Data records:

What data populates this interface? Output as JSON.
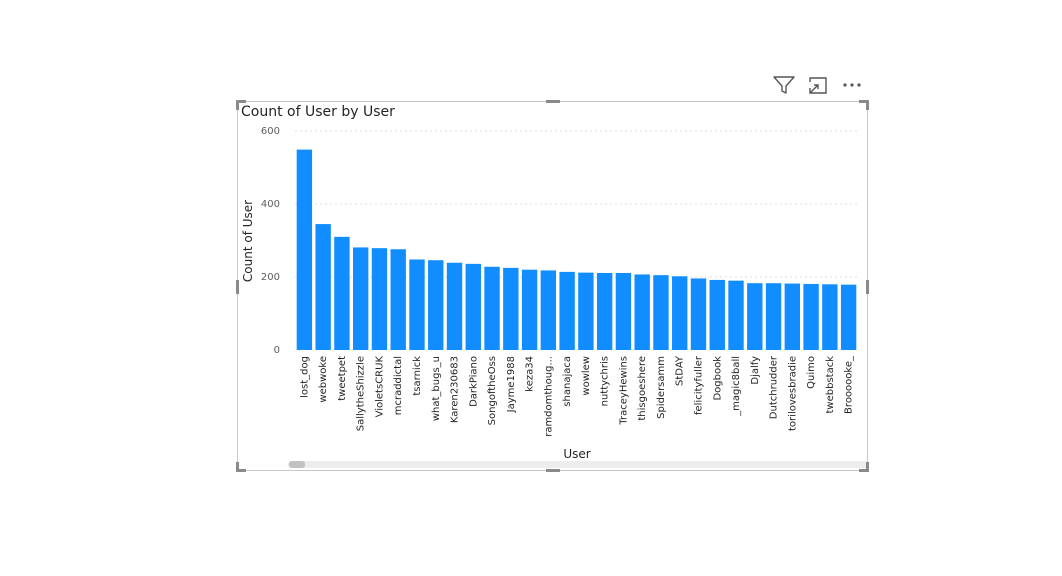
{
  "toolbar": {
    "filter_icon": "filter-icon",
    "focus_icon": "focus-mode-icon",
    "more_icon": "more-options-icon"
  },
  "colors": {
    "bar": "#118DFF",
    "gridline": "#e1dfdd",
    "border": "#c8c8c8",
    "scrollbar": "#ededed",
    "scroll_thumb": "#c2c2c2"
  },
  "chart_data": {
    "type": "bar",
    "title": "Count of User by User",
    "xlabel": "User",
    "ylabel": "Count of User",
    "ylim": [
      0,
      600
    ],
    "yticks": [
      0,
      200,
      400,
      600
    ],
    "grid": true,
    "categories": [
      "lost_dog",
      "webwoke",
      "tweetpet",
      "SallytheShizzle",
      "VioletsCRUK",
      "mcraddictal",
      "tsarnick",
      "what_bugs_u",
      "Karen230683",
      "DarkPiano",
      "SongoftheOss",
      "Jayme1988",
      "keza34",
      "ramdomthoug...",
      "shanajaca",
      "wowlew",
      "nuttychris",
      "TraceyHewins",
      "thisgoeshere",
      "Spidersamm",
      "StDAY",
      "felicityfuller",
      "Dogbook",
      "_magic8ball",
      "Djalfy",
      "Dutchrudder",
      "torilovesbradie",
      "Quimo",
      "twebbstack",
      "Broooooke_"
    ],
    "values": [
      549,
      345,
      310,
      281,
      279,
      276,
      248,
      246,
      239,
      236,
      228,
      225,
      220,
      218,
      214,
      212,
      211,
      211,
      207,
      205,
      202,
      196,
      192,
      190,
      183,
      183,
      182,
      181,
      180,
      179
    ]
  }
}
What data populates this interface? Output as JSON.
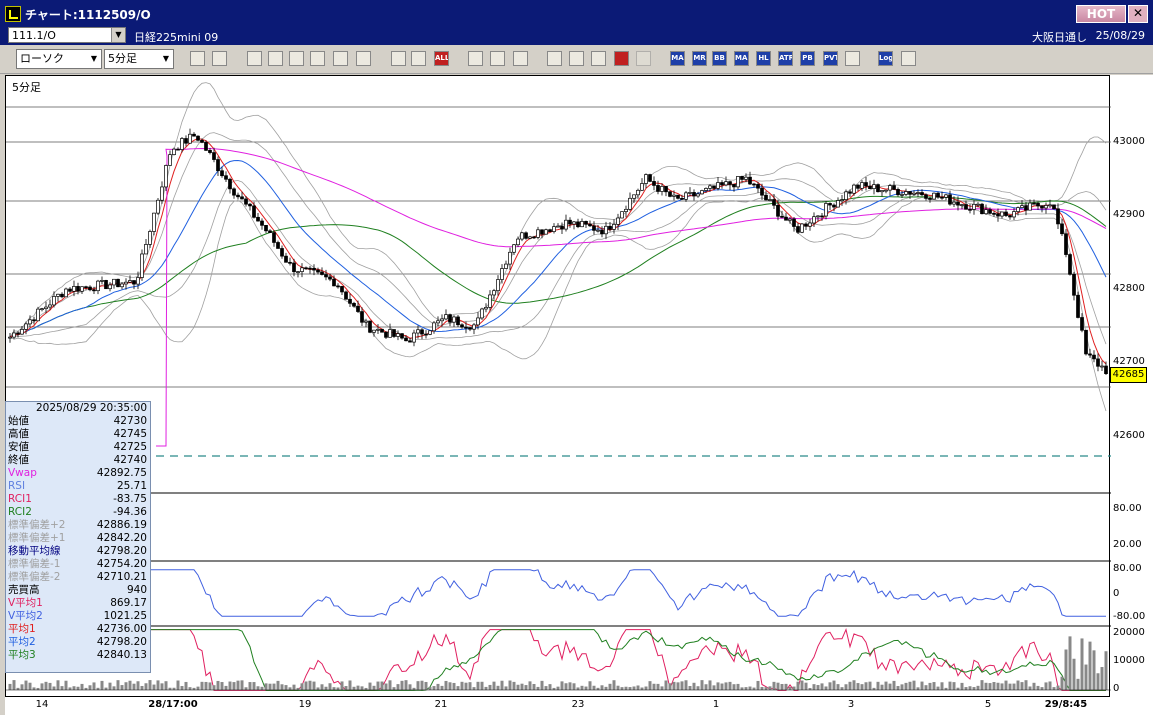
{
  "window": {
    "title": "チャート:1112509/O",
    "hot_label": "HOT",
    "close_glyph": "✕"
  },
  "symbol": {
    "code": "111.1/O",
    "name": "日経225mini 09",
    "exchange": "大阪日通し",
    "date": "25/08/29"
  },
  "toolbar": {
    "chart_type": "ローソク",
    "period": "5分足",
    "icons": [
      "zoom-icon",
      "crosshair-icon",
      "pen-icon",
      "trend-line-icon",
      "cursor-icon",
      "rewind-icon",
      "print-icon",
      "trash-icon",
      "compare-icon",
      "layout-icon",
      "all-button",
      "settings-icon",
      "tool-icon",
      "color-icon",
      "stamp-icon",
      "search-icon",
      "indicator-icon",
      "red-flag-icon",
      "disabled-icon",
      "ma-button",
      "mr-button",
      "bb-button",
      "mae-button",
      "hl-button",
      "atr-button",
      "pb-button",
      "pvt-button",
      "window-icon",
      "log-button",
      "exit-icon"
    ],
    "labels": {
      "all": "ALL",
      "ma": "MA",
      "mr": "MR",
      "bb": "BB",
      "mae": "MAE",
      "hl": "HL",
      "atr": "ATR",
      "pb": "PB",
      "pvt": "PVT",
      "log": "Log"
    }
  },
  "chart": {
    "panel_title": "5分足",
    "last_price": "42685",
    "y_labels": [
      "43000",
      "42900",
      "42800",
      "42700",
      "42600"
    ],
    "rsi_labels": [
      "80.00",
      "20.00"
    ],
    "rci_labels": [
      "80.00",
      "0",
      "-80.00"
    ],
    "vol_labels": [
      "20000",
      "10000",
      "0"
    ],
    "x_labels": [
      {
        "t": "14",
        "b": false
      },
      {
        "t": "28/17:00",
        "b": true
      },
      {
        "t": "19",
        "b": false
      },
      {
        "t": "21",
        "b": false
      },
      {
        "t": "23",
        "b": false
      },
      {
        "t": "1",
        "b": false
      },
      {
        "t": "3",
        "b": false
      },
      {
        "t": "5",
        "b": false
      },
      {
        "t": "29/8:45",
        "b": true
      }
    ],
    "colors": {
      "bb_band": "#a0a0a0",
      "ma_short": "#e02020",
      "ma_mid": "#2060e0",
      "ma_long": "#208020",
      "vwap": "#e020e0",
      "rsi": "#4060e0",
      "rci1": "#e02060",
      "rci2": "#208020"
    }
  },
  "info": {
    "datetime": "2025/08/29 20:35:00",
    "rows": [
      {
        "k": "始値",
        "v": "42730",
        "c": "#000000"
      },
      {
        "k": "高値",
        "v": "42745",
        "c": "#000000"
      },
      {
        "k": "安値",
        "v": "42725",
        "c": "#000000"
      },
      {
        "k": "終値",
        "v": "42740",
        "c": "#000000"
      },
      {
        "k": "Vwap",
        "v": "42892.75",
        "c": "#e020e0"
      },
      {
        "k": "RSI",
        "v": "25.71",
        "c": "#6080e0"
      },
      {
        "k": "RCI1",
        "v": "-83.75",
        "c": "#e02060"
      },
      {
        "k": "RCI2",
        "v": "-94.36",
        "c": "#208020"
      },
      {
        "k": "標準偏差+2",
        "v": "42886.19",
        "c": "#a0a0a0"
      },
      {
        "k": "標準偏差+1",
        "v": "42842.20",
        "c": "#a0a0a0"
      },
      {
        "k": "移動平均線",
        "v": "42798.20",
        "c": "#000080"
      },
      {
        "k": "標準偏差-1",
        "v": "42754.20",
        "c": "#a0a0a0"
      },
      {
        "k": "標準偏差-2",
        "v": "42710.21",
        "c": "#a0a0a0"
      },
      {
        "k": "売買高",
        "v": "940",
        "c": "#000000"
      },
      {
        "k": "V平均1",
        "v": "869.17",
        "c": "#e02060"
      },
      {
        "k": "V平均2",
        "v": "1021.25",
        "c": "#4060e0"
      },
      {
        "k": "平均1",
        "v": "42736.00",
        "c": "#e02020"
      },
      {
        "k": "平均2",
        "v": "42798.20",
        "c": "#2060e0"
      },
      {
        "k": "平均3",
        "v": "42840.13",
        "c": "#208020"
      }
    ]
  }
}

WHAT YOU SHOULD DO: Pictures in the records above are left out; print everything else exactly as written.

REPLY TO THE EXERCISE:
What data populates this interface? Output as JSON.
{
  "toolbar": {
    "filter_icon": "filter-icon",
    "focus_icon": "focus-mode-icon",
    "more_icon": "more-options-icon"
  },
  "colors": {
    "bar": "#118DFF",
    "gridline": "#e1dfdd",
    "border": "#c8c8c8",
    "scrollbar": "#ededed",
    "scroll_thumb": "#c2c2c2"
  },
  "chart_data": {
    "type": "bar",
    "title": "Count of User by User",
    "xlabel": "User",
    "ylabel": "Count of User",
    "ylim": [
      0,
      600
    ],
    "yticks": [
      0,
      200,
      400,
      600
    ],
    "grid": true,
    "categories": [
      "lost_dog",
      "webwoke",
      "tweetpet",
      "SallytheShizzle",
      "VioletsCRUK",
      "mcraddictal",
      "tsarnick",
      "what_bugs_u",
      "Karen230683",
      "DarkPiano",
      "SongoftheOss",
      "Jayme1988",
      "keza34",
      "ramdomthoug...",
      "shanajaca",
      "wowlew",
      "nuttychris",
      "TraceyHewins",
      "thisgoeshere",
      "Spidersamm",
      "StDAY",
      "felicityfuller",
      "Dogbook",
      "_magic8ball",
      "Djalfy",
      "Dutchrudder",
      "torilovesbradie",
      "Quimo",
      "twebbstack",
      "Broooooke_"
    ],
    "values": [
      549,
      345,
      310,
      281,
      279,
      276,
      248,
      246,
      239,
      236,
      228,
      225,
      220,
      218,
      214,
      212,
      211,
      211,
      207,
      205,
      202,
      196,
      192,
      190,
      183,
      183,
      182,
      181,
      180,
      179
    ]
  }
}
What data populates this interface? Output as JSON.
{
  "window": {
    "title": "チャート:1112509/O",
    "hot_label": "HOT",
    "close_glyph": "✕"
  },
  "symbol": {
    "code": "111.1/O",
    "name": "日経225mini 09",
    "exchange": "大阪日通し",
    "date": "25/08/29"
  },
  "toolbar": {
    "chart_type": "ローソク",
    "period": "5分足",
    "icons": [
      "zoom-icon",
      "crosshair-icon",
      "pen-icon",
      "trend-line-icon",
      "cursor-icon",
      "rewind-icon",
      "print-icon",
      "trash-icon",
      "compare-icon",
      "layout-icon",
      "all-button",
      "settings-icon",
      "tool-icon",
      "color-icon",
      "stamp-icon",
      "search-icon",
      "indicator-icon",
      "red-flag-icon",
      "disabled-icon",
      "ma-button",
      "mr-button",
      "bb-button",
      "mae-button",
      "hl-button",
      "atr-button",
      "pb-button",
      "pvt-button",
      "window-icon",
      "log-button",
      "exit-icon"
    ],
    "labels": {
      "all": "ALL",
      "ma": "MA",
      "mr": "MR",
      "bb": "BB",
      "mae": "MAE",
      "hl": "HL",
      "atr": "ATR",
      "pb": "PB",
      "pvt": "PVT",
      "log": "Log"
    }
  },
  "chart": {
    "panel_title": "5分足",
    "last_price": "42685",
    "y_labels": [
      "43000",
      "42900",
      "42800",
      "42700",
      "42600"
    ],
    "rsi_labels": [
      "80.00",
      "20.00"
    ],
    "rci_labels": [
      "80.00",
      "0",
      "-80.00"
    ],
    "vol_labels": [
      "20000",
      "10000",
      "0"
    ],
    "x_labels": [
      {
        "t": "14",
        "b": false
      },
      {
        "t": "28/17:00",
        "b": true
      },
      {
        "t": "19",
        "b": false
      },
      {
        "t": "21",
        "b": false
      },
      {
        "t": "23",
        "b": false
      },
      {
        "t": "1",
        "b": false
      },
      {
        "t": "3",
        "b": false
      },
      {
        "t": "5",
        "b": false
      },
      {
        "t": "29/8:45",
        "b": true
      }
    ],
    "colors": {
      "bb_band": "#a0a0a0",
      "ma_short": "#e02020",
      "ma_mid": "#2060e0",
      "ma_long": "#208020",
      "vwap": "#e020e0",
      "rsi": "#4060e0",
      "rci1": "#e02060",
      "rci2": "#208020"
    }
  },
  "info": {
    "datetime": "2025/08/29 20:35:00",
    "rows": [
      {
        "k": "始値",
        "v": "42730",
        "c": "#000000"
      },
      {
        "k": "高値",
        "v": "42745",
        "c": "#000000"
      },
      {
        "k": "安値",
        "v": "42725",
        "c": "#000000"
      },
      {
        "k": "終値",
        "v": "42740",
        "c": "#000000"
      },
      {
        "k": "Vwap",
        "v": "42892.75",
        "c": "#e020e0"
      },
      {
        "k": "RSI",
        "v": "25.71",
        "c": "#6080e0"
      },
      {
        "k": "RCI1",
        "v": "-83.75",
        "c": "#e02060"
      },
      {
        "k": "RCI2",
        "v": "-94.36",
        "c": "#208020"
      },
      {
        "k": "標準偏差+2",
        "v": "42886.19",
        "c": "#a0a0a0"
      },
      {
        "k": "標準偏差+1",
        "v": "42842.20",
        "c": "#a0a0a0"
      },
      {
        "k": "移動平均線",
        "v": "42798.20",
        "c": "#000080"
      },
      {
        "k": "標準偏差-1",
        "v": "42754.20",
        "c": "#a0a0a0"
      },
      {
        "k": "標準偏差-2",
        "v": "42710.21",
        "c": "#a0a0a0"
      },
      {
        "k": "売買高",
        "v": "940",
        "c": "#000000"
      },
      {
        "k": "V平均1",
        "v": "869.17",
        "c": "#e02060"
      },
      {
        "k": "V平均2",
        "v": "1021.25",
        "c": "#4060e0"
      },
      {
        "k": "平均1",
        "v": "42736.00",
        "c": "#e02020"
      },
      {
        "k": "平均2",
        "v": "42798.20",
        "c": "#2060e0"
      },
      {
        "k": "平均3",
        "v": "42840.13",
        "c": "#208020"
      }
    ]
  }
}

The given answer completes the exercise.